>> BEGIN

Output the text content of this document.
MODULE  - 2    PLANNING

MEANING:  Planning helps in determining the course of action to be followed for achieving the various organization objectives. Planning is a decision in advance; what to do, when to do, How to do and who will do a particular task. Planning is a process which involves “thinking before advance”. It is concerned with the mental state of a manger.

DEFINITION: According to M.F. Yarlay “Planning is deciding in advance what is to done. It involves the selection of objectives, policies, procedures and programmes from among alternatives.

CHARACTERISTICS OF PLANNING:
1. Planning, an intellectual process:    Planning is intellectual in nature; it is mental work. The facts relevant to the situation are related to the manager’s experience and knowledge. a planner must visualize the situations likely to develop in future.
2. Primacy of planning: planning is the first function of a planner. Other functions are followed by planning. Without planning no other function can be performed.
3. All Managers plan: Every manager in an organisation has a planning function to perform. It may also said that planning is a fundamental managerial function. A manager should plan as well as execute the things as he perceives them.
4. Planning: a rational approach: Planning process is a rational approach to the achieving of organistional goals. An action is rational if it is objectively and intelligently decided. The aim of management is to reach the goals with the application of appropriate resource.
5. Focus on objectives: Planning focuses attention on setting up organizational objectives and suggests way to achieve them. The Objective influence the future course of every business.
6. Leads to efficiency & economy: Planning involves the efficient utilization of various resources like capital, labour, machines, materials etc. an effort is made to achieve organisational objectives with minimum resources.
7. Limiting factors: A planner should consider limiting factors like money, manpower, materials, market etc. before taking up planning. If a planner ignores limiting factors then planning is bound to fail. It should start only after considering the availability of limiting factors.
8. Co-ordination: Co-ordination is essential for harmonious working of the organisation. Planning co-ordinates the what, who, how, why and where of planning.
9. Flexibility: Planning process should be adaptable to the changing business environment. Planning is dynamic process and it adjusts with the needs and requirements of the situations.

>> END

* Task objective *
Send back all of the entries exactly, with nothing missing.

* Solution to this exercise *
Output the text content of this document.
MODULE  - 2    PLANNING

MEANING:  Planning helps in determining the course of action to be followed for achieving the various organization objectives. Planning is a decision in advance; what to do, when to do, How to do and who will do a particular task. Planning is a process which involves “thinking before advance”. It is concerned with the mental state of a manger.

DEFINITION: According to M.F. Yarlay “Planning is deciding in advance what is to done. It involves the selection of objectives, policies, procedures and programmes from among alternatives.

CHARACTERISTICS OF PLANNING:
1. Planning, an intellectual process:    Planning is intellectual in nature; it is mental work. The facts relevant to the situation are related to the manager’s experience and knowledge. a planner must visualize the situations likely to develop in future.
2. Primacy of planning: planning is the first function of a planner. Other functions are followed by planning. Without planning no other function can be performed.
3. All Managers plan: Every manager in an organisation has a planning function to perform. It may also said that planning is a fundamental managerial function. A manager should plan as well as execute the things as he perceives them.
4. Planning: a rational approach: Planning process is a rational approach to the achieving of organistional goals. An action is rational if it is objectively and intelligently decided. The aim of management is to reach the goals with the application of appropriate resource.
5. Focus on objectives: Planning focuses attention on setting up organizational objectives and suggests way to achieve them. The Objective influence the future course of every business.
6. Leads to efficiency & economy: Planning involves the efficient utilization of various resources like capital, labour, machines, materials etc. an effort is made to achieve organisational objectives with minimum resources.
7. Limiting factors: A planner should consider limiting factors like money, manpower, materials, market etc. before taking up planning. If a planner ignores limiting factors then planning is bound to fail. It should start only after considering the availability of limiting factors.
8. Co-ordination: Co-ordination is essential for harmonious working of the organisation. Planning co-ordinates the what, who, how, why and where of planning.
9. Flexibility: Planning process should be adaptable to the changing business environment. Planning is dynamic process and it adjusts with the needs and requirements of the situations.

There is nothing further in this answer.